▸ **THE EXERCISE**: From the material below, list every line containing "United".

[Dataset rows about figures]
- - - - -

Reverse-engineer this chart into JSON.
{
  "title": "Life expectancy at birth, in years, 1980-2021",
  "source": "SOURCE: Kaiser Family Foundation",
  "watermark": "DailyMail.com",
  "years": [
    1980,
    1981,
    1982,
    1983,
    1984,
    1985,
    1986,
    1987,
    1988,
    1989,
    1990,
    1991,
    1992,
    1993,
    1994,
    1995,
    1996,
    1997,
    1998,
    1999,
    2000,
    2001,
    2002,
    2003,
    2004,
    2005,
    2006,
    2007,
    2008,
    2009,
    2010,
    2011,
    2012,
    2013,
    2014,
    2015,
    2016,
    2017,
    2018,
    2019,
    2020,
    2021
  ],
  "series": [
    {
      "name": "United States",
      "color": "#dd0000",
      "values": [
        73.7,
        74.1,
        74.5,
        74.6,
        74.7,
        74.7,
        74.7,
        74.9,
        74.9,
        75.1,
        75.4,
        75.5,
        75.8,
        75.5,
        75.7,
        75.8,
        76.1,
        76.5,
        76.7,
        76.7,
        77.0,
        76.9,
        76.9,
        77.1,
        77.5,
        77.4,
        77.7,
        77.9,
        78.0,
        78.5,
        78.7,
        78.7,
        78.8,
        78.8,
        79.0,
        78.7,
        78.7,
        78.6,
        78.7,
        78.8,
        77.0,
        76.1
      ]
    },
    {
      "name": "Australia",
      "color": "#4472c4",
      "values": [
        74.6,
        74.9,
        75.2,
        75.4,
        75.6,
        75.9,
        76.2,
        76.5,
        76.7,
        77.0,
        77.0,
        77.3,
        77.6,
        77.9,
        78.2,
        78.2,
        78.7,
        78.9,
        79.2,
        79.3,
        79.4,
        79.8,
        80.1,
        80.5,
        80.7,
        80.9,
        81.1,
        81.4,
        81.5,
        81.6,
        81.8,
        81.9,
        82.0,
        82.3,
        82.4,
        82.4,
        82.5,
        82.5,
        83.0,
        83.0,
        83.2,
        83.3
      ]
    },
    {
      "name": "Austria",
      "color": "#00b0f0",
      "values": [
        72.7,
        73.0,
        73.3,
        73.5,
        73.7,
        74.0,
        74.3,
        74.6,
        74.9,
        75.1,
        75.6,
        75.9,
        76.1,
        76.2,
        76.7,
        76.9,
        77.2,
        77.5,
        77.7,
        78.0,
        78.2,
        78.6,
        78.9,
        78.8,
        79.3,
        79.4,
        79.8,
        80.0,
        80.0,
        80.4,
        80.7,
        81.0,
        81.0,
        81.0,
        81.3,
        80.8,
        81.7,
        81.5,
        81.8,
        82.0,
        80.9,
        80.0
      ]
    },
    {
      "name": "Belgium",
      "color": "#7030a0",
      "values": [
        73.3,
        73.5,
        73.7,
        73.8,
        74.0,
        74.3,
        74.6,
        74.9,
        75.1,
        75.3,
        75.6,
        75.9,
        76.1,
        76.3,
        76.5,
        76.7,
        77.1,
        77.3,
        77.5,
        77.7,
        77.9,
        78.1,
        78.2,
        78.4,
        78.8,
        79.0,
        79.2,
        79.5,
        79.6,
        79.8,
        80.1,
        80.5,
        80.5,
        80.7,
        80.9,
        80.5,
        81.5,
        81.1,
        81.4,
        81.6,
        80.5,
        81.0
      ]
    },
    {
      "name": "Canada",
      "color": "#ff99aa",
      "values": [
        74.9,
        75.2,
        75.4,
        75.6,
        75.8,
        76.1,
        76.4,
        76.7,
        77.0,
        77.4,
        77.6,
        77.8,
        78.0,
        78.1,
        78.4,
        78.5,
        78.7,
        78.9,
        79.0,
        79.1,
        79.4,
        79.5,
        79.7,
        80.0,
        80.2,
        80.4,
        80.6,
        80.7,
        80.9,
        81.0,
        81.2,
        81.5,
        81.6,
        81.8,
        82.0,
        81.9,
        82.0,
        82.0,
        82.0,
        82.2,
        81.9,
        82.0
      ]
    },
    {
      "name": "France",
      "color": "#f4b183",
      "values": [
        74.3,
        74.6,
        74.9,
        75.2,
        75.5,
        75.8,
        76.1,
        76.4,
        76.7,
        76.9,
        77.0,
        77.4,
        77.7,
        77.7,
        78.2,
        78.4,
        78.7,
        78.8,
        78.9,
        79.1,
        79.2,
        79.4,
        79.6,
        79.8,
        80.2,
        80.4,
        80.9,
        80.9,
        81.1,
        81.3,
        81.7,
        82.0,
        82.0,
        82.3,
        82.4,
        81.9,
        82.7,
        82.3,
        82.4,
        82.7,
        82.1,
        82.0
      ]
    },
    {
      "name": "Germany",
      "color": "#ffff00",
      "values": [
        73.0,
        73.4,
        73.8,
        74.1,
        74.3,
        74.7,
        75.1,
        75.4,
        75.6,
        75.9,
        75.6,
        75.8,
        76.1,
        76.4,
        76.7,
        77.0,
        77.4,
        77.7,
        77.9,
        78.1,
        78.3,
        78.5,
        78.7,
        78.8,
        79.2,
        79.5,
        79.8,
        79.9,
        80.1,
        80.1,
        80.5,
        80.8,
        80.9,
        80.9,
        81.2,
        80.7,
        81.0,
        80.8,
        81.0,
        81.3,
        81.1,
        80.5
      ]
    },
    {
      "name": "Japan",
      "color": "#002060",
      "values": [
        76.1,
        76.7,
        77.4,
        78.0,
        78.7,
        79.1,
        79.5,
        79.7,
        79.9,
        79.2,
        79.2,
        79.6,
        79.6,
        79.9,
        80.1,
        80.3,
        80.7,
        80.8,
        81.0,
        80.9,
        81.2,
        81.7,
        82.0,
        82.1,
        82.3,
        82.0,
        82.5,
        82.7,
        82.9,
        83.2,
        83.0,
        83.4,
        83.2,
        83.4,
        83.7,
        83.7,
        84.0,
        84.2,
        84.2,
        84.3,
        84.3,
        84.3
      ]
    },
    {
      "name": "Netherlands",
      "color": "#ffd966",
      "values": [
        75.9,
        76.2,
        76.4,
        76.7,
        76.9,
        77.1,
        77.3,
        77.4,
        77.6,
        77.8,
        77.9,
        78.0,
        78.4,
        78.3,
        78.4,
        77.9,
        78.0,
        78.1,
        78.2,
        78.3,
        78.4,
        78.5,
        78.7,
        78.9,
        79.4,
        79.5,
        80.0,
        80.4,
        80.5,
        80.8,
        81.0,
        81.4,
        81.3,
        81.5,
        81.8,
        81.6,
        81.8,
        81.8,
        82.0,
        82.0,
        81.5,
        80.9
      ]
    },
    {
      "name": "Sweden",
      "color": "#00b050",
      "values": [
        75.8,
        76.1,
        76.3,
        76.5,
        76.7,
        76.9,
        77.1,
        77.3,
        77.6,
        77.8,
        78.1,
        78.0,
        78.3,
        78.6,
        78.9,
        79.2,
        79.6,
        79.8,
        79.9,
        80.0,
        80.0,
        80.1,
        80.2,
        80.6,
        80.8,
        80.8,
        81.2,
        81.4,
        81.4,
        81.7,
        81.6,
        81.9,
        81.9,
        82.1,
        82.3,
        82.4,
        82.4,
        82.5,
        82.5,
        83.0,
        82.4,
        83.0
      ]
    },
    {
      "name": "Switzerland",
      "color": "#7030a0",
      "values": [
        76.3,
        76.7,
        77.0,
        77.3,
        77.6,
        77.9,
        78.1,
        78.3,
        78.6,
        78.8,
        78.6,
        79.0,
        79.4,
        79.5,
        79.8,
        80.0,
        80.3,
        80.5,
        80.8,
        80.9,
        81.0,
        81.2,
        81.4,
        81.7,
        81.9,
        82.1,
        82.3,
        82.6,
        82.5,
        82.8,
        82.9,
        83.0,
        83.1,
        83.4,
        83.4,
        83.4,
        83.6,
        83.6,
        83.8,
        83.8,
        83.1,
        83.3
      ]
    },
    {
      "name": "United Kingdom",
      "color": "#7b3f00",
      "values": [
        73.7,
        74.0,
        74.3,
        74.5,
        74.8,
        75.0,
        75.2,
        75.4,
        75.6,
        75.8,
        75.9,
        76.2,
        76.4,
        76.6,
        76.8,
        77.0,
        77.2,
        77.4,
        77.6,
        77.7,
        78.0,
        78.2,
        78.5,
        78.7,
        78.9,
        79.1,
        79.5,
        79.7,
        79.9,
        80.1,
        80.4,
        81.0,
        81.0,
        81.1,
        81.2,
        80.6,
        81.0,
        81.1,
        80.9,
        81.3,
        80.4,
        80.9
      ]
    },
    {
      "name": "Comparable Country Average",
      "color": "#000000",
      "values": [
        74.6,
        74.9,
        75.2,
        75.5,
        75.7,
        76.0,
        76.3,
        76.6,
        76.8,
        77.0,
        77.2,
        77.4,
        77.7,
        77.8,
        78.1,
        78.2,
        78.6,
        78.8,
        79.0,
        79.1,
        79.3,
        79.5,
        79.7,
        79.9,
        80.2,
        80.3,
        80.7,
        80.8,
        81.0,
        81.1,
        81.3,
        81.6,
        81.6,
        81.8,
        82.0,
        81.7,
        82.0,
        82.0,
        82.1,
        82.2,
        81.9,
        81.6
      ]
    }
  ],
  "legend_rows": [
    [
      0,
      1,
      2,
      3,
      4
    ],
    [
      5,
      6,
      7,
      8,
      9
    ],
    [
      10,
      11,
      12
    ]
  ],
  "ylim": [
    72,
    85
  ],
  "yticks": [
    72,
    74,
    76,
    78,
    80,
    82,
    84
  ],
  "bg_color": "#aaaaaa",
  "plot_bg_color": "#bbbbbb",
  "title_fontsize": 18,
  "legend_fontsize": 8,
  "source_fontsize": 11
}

- - - - -

▸ **RESULT FOR THIS TASK**:
      "name": "United States",
      "name": "United Kingdom",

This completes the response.